__Source material__
>>>
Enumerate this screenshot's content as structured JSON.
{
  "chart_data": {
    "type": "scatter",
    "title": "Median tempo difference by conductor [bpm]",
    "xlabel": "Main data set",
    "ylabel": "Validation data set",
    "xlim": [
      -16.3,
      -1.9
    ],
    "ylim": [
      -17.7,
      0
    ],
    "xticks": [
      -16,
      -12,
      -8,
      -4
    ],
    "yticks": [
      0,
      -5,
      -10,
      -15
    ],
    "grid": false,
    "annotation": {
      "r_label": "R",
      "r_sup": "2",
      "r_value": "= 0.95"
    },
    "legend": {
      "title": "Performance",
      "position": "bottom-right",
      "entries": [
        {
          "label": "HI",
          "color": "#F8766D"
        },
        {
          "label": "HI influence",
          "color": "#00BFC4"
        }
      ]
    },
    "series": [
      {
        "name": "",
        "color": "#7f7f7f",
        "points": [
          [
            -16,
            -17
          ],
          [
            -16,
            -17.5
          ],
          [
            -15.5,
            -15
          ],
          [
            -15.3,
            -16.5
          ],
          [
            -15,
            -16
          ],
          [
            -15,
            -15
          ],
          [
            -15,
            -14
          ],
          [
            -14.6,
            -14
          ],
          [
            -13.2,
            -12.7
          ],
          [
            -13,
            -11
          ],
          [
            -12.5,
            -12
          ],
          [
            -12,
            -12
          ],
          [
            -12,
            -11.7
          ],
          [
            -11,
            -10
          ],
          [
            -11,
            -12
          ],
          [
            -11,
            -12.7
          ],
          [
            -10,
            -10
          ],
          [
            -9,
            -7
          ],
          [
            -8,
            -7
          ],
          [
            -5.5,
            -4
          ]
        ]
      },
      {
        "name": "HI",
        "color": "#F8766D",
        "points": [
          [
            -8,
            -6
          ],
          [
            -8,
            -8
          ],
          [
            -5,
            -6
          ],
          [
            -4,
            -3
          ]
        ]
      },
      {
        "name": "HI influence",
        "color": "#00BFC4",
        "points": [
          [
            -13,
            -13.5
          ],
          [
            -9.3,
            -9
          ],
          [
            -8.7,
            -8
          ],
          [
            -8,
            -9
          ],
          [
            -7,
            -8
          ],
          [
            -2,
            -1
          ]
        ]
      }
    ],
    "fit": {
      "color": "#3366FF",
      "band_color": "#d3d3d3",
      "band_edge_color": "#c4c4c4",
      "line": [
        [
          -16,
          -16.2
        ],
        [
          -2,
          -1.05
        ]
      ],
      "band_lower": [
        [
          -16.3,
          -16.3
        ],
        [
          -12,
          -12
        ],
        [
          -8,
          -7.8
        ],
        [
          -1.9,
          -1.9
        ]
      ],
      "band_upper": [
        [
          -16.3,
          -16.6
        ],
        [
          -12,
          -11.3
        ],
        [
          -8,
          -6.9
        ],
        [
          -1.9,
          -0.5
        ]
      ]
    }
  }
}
<<<
__Problem__
Repeat the listing exactly, from its first line to its last.

__Solution__
Enumerate this screenshot's content as structured JSON.
{
  "chart_data": {
    "type": "scatter",
    "title": "Median tempo difference by conductor [bpm]",
    "xlabel": "Main data set",
    "ylabel": "Validation data set",
    "xlim": [
      -16.3,
      -1.9
    ],
    "ylim": [
      -17.7,
      0
    ],
    "xticks": [
      -16,
      -12,
      -8,
      -4
    ],
    "yticks": [
      0,
      -5,
      -10,
      -15
    ],
    "grid": false,
    "annotation": {
      "r_label": "R",
      "r_sup": "2",
      "r_value": "= 0.95"
    },
    "legend": {
      "title": "Performance",
      "position": "bottom-right",
      "entries": [
        {
          "label": "HI",
          "color": "#F8766D"
        },
        {
          "label": "HI influence",
          "color": "#00BFC4"
        }
      ]
    },
    "series": [
      {
        "name": "",
        "color": "#7f7f7f",
        "points": [
          [
            -16,
            -17
          ],
          [
            -16,
            -17.5
          ],
          [
            -15.5,
            -15
          ],
          [
            -15.3,
            -16.5
          ],
          [
            -15,
            -16
          ],
          [
            -15,
            -15
          ],
          [
            -15,
            -14
          ],
          [
            -14.6,
            -14
          ],
          [
            -13.2,
            -12.7
          ],
          [
            -13,
            -11
          ],
          [
            -12.5,
            -12
          ],
          [
            -12,
            -12
          ],
          [
            -12,
            -11.7
          ],
          [
            -11,
            -10
          ],
          [
            -11,
            -12
          ],
          [
            -11,
            -12.7
          ],
          [
            -10,
            -10
          ],
          [
            -9,
            -7
          ],
          [
            -8,
            -7
          ],
          [
            -5.5,
            -4
          ]
        ]
      },
      {
        "name": "HI",
        "color": "#F8766D",
        "points": [
          [
            -8,
            -6
          ],
          [
            -8,
            -8
          ],
          [
            -5,
            -6
          ],
          [
            -4,
            -3
          ]
        ]
      },
      {
        "name": "HI influence",
        "color": "#00BFC4",
        "points": [
          [
            -13,
            -13.5
          ],
          [
            -9.3,
            -9
          ],
          [
            -8.7,
            -8
          ],
          [
            -8,
            -9
          ],
          [
            -7,
            -8
          ],
          [
            -2,
            -1
          ]
        ]
      }
    ],
    "fit": {
      "color": "#3366FF",
      "band_color": "#d3d3d3",
      "band_edge_color": "#c4c4c4",
      "line": [
        [
          -16,
          -16.2
        ],
        [
          -2,
          -1.05
        ]
      ],
      "band_lower": [
        [
          -16.3,
          -16.3
        ],
        [
          -12,
          -12
        ],
        [
          -8,
          -7.8
        ],
        [
          -1.9,
          -1.9
        ]
      ],
      "band_upper": [
        [
          -16.3,
          -16.6
        ],
        [
          -12,
          -11.3
        ],
        [
          -8,
          -6.9
        ],
        [
          -1.9,
          -0.5
        ]
      ]
    }
  }
}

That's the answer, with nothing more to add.